> _WHAT IS NEEDED_: Repeat the material in full. Keep every line exactly as it is.

> _EXERCISE DATA_:
• • • • •
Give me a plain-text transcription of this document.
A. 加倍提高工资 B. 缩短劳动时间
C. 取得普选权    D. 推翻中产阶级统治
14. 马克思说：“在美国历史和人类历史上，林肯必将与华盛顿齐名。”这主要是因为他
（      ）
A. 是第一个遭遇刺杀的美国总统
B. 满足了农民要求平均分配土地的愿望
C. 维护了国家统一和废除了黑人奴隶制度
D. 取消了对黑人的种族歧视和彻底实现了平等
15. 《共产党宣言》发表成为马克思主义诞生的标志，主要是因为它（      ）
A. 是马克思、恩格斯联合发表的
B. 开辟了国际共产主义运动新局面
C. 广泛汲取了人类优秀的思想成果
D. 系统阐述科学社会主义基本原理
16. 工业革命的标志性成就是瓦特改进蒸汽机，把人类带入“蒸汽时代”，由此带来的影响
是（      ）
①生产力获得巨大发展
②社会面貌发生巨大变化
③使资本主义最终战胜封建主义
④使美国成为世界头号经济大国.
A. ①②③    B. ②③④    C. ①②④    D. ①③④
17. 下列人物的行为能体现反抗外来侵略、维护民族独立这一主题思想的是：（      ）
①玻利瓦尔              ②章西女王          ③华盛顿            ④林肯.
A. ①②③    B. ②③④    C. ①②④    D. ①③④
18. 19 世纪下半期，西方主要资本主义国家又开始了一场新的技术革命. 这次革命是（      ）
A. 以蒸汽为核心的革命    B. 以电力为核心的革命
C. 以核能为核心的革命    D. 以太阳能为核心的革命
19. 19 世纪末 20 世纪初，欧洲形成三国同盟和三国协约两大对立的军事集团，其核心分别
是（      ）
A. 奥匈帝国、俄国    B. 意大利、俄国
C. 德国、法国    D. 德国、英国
• • • • •
> _TASK RESULT_:
Give me a plain-text transcription of this document.
A. 加倍提高工资 B. 缩短劳动时间
C. 取得普选权    D. 推翻中产阶级统治
14. 马克思说：“在美国历史和人类历史上，林肯必将与华盛顿齐名。”这主要是因为他
（      ）
A. 是第一个遭遇刺杀的美国总统
B. 满足了农民要求平均分配土地的愿望
C. 维护了国家统一和废除了黑人奴隶制度
D. 取消了对黑人的种族歧视和彻底实现了平等
15. 《共产党宣言》发表成为马克思主义诞生的标志，主要是因为它（      ）
A. 是马克思、恩格斯联合发表的
B. 开辟了国际共产主义运动新局面
C. 广泛汲取了人类优秀的思想成果
D. 系统阐述科学社会主义基本原理
16. 工业革命的标志性成就是瓦特改进蒸汽机，把人类带入“蒸汽时代”，由此带来的影响
是（      ）
①生产力获得巨大发展
②社会面貌发生巨大变化
③使资本主义最终战胜封建主义
④使美国成为世界头号经济大国.
A. ①②③    B. ②③④    C. ①②④    D. ①③④
17. 下列人物的行为能体现反抗外来侵略、维护民族独立这一主题思想的是：（      ）
①玻利瓦尔              ②章西女王          ③华盛顿            ④林肯.
A. ①②③    B. ②③④    C. ①②④    D. ①③④
18. 19 世纪下半期，西方主要资本主义国家又开始了一场新的技术革命. 这次革命是（      ）
A. 以蒸汽为核心的革命    B. 以电力为核心的革命
C. 以核能为核心的革命    D. 以太阳能为核心的革命
19. 19 世纪末 20 世纪初，欧洲形成三国同盟和三国协约两大对立的军事集团，其核心分别
是（      ）
A. 奥匈帝国、俄国    B. 意大利、俄国
C. 德国、法国    D. 德国、英国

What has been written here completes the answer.